* [REQUIRED WORK]
Return each line that holds the word "Ambulance".

Dataset items:
━━━━━━
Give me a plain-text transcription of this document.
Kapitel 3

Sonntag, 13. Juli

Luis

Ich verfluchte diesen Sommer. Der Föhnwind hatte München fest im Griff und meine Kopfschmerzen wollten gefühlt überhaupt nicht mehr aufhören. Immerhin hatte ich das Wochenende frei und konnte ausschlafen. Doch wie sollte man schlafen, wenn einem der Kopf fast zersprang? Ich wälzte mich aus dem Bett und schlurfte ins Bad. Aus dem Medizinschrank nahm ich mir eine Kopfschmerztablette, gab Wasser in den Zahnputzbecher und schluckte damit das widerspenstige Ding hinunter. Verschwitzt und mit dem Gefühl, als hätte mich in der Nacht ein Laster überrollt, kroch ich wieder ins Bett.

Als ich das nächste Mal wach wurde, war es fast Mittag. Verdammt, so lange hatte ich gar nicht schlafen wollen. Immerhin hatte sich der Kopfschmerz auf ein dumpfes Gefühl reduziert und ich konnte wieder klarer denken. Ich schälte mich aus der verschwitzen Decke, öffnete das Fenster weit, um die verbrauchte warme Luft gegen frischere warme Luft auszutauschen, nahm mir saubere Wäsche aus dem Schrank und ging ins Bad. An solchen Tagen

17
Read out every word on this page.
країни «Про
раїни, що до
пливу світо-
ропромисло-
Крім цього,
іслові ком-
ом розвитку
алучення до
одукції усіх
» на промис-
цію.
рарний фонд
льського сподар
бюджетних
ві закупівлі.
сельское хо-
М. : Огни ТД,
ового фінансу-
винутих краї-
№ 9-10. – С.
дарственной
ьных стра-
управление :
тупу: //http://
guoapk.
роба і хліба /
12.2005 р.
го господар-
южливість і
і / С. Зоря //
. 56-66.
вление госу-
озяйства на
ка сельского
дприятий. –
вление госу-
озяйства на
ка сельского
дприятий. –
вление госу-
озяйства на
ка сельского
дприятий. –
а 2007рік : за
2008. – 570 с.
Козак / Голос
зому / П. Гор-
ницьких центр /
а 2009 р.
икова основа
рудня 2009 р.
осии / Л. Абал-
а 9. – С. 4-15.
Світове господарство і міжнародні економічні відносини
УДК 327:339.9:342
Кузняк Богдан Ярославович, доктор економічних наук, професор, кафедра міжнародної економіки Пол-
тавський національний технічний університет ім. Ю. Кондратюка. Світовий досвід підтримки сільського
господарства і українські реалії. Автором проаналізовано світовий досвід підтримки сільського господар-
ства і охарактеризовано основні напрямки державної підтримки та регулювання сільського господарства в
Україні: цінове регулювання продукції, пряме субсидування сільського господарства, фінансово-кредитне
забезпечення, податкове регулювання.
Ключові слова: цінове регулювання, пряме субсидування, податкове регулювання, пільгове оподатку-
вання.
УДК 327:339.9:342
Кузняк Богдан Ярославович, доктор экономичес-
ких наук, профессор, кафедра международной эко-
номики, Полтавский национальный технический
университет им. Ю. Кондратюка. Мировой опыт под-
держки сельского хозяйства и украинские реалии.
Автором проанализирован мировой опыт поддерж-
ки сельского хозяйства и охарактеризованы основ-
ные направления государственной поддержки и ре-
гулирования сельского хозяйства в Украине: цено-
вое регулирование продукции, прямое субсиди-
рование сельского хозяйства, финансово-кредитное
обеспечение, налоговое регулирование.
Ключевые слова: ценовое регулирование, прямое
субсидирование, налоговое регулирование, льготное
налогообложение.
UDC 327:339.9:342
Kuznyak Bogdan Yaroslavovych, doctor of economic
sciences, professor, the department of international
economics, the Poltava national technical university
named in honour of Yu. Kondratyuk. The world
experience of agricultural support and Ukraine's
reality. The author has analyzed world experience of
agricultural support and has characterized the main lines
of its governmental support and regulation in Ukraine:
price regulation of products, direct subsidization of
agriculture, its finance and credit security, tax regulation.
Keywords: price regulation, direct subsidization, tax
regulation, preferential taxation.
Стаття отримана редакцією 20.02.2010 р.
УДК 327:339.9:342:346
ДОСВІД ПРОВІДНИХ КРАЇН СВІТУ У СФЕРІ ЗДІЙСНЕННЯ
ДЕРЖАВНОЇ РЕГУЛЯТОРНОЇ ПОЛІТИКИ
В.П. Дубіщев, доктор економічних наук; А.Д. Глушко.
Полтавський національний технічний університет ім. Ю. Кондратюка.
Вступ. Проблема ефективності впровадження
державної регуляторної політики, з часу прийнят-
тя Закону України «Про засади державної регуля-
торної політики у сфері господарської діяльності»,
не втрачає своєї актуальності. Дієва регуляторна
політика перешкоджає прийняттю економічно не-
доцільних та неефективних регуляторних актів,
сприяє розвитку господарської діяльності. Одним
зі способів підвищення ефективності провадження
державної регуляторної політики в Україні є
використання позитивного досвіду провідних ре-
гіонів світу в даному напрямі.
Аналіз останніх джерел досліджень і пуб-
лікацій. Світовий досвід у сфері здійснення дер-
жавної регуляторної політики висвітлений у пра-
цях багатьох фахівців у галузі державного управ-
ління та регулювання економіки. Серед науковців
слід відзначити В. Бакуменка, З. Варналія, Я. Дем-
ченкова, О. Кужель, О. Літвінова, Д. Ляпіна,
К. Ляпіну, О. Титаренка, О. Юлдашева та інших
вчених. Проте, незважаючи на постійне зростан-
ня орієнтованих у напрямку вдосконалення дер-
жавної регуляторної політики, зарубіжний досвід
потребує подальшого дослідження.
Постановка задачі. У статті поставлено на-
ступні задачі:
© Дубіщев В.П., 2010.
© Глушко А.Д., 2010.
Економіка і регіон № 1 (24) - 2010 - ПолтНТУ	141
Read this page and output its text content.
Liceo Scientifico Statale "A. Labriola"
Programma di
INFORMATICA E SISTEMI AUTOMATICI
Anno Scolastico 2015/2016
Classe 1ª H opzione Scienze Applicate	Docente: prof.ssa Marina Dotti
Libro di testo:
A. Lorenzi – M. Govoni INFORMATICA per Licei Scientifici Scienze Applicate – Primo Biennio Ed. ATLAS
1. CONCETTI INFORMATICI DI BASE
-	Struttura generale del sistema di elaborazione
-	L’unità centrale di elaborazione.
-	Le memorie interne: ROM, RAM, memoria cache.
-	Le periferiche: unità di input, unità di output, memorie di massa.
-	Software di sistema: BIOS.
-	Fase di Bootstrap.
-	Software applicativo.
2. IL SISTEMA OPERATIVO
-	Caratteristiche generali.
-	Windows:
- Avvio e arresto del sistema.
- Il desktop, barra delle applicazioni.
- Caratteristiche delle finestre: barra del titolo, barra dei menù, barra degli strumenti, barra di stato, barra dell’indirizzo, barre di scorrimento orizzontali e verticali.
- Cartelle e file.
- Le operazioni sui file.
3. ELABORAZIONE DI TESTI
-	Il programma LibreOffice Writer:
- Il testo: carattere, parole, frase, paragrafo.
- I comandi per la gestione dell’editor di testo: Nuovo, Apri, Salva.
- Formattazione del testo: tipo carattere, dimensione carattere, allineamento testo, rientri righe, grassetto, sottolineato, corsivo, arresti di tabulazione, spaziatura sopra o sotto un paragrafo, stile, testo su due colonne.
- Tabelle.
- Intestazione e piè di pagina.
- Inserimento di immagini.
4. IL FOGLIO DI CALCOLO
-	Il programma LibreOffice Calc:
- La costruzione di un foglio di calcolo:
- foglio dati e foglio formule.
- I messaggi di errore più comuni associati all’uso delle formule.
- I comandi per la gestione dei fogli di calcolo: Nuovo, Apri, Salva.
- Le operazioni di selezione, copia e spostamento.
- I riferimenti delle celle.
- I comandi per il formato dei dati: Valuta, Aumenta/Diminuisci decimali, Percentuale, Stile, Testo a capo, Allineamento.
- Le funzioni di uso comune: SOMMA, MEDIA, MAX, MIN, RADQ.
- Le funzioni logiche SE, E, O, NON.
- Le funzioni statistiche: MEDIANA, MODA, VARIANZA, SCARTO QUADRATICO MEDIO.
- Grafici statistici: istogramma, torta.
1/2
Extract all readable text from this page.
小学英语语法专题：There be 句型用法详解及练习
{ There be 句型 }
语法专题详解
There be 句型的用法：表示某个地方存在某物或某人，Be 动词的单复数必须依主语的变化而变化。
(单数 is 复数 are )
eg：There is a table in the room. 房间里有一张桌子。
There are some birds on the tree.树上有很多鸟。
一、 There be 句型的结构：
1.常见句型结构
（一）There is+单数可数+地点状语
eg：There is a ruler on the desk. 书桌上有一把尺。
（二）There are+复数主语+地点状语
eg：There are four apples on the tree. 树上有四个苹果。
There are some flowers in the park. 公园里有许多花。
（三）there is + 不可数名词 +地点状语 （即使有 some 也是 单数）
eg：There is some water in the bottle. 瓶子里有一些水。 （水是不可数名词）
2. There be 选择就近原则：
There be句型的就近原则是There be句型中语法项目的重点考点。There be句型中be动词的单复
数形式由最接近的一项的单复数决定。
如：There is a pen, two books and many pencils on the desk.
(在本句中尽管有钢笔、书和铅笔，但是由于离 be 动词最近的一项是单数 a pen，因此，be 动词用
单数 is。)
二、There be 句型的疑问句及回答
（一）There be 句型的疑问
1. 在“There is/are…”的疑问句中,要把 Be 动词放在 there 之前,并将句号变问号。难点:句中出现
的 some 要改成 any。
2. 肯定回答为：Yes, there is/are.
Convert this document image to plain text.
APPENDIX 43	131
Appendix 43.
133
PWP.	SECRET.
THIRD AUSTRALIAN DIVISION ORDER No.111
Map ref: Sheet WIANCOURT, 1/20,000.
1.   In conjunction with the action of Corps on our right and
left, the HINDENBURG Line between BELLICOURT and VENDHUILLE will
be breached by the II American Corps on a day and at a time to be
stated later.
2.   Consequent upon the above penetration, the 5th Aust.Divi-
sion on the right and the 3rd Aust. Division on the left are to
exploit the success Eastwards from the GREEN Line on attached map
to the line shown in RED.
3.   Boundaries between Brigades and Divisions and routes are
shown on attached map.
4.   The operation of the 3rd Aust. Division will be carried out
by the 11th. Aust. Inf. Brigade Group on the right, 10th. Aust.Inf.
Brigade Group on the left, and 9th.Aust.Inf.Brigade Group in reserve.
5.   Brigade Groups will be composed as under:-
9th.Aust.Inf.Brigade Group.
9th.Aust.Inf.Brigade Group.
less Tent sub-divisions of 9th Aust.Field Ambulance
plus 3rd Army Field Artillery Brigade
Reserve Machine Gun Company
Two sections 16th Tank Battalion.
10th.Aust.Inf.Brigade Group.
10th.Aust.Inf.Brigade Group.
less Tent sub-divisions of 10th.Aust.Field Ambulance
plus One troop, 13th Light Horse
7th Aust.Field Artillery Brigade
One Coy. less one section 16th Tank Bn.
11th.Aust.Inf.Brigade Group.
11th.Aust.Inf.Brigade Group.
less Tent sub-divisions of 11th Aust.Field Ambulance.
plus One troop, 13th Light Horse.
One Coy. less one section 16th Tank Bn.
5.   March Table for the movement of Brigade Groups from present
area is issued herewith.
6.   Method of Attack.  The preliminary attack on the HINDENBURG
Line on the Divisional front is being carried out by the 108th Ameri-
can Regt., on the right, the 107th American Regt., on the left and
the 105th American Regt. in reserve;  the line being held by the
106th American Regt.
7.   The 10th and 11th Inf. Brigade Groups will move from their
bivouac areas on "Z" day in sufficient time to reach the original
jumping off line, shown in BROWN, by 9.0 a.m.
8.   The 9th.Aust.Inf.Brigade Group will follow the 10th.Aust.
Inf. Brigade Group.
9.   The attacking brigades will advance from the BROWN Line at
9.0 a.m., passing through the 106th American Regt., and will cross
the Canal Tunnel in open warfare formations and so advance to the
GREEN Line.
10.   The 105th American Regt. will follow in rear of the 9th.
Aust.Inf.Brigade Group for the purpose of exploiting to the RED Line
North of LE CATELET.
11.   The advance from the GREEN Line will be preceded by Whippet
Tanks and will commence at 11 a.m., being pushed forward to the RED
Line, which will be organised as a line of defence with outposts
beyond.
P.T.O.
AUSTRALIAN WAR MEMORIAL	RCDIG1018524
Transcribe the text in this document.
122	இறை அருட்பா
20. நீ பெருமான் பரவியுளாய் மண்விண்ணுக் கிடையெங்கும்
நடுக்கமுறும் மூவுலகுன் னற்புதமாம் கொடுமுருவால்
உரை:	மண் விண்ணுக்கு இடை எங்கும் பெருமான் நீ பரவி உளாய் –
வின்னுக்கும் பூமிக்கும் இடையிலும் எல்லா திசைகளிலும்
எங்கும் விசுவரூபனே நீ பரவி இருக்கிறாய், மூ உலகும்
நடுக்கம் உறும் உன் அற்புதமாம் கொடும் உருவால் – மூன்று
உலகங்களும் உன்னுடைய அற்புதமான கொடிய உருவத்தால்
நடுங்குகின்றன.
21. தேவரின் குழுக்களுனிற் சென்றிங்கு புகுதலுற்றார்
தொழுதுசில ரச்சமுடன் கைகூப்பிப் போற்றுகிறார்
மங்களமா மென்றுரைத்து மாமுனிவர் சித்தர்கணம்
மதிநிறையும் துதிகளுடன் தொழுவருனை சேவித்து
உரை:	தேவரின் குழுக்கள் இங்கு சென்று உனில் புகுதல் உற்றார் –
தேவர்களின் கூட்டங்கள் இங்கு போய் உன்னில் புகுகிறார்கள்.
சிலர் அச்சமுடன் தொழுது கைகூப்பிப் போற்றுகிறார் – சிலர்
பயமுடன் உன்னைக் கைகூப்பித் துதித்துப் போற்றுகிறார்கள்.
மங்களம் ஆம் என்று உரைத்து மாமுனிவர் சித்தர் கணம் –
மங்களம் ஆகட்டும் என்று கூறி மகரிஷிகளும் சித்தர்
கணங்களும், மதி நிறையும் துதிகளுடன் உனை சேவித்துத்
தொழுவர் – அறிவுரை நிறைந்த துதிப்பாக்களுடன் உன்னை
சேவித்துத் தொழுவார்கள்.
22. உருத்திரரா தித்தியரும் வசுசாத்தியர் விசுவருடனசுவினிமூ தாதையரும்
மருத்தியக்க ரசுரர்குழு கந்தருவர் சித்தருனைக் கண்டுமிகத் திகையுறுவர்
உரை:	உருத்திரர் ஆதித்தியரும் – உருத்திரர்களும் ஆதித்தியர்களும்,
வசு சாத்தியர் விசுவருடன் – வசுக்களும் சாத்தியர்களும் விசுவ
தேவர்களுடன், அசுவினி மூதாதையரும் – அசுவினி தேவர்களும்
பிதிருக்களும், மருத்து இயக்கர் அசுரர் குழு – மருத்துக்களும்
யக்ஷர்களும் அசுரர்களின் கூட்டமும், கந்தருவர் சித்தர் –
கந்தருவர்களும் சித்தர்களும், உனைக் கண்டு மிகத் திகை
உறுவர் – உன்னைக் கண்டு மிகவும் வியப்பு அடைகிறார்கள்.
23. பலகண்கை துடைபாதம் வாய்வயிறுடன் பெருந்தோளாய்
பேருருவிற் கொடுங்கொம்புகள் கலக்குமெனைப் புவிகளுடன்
━━━━━━
* [TASK OUTPUT]
less Tent sub-divisions of 9th Aust.Field Ambulance
less Tent sub-divisions of 10th.Aust.Field Ambulance
less Tent sub-divisions of 11th Aust.Field Ambulance.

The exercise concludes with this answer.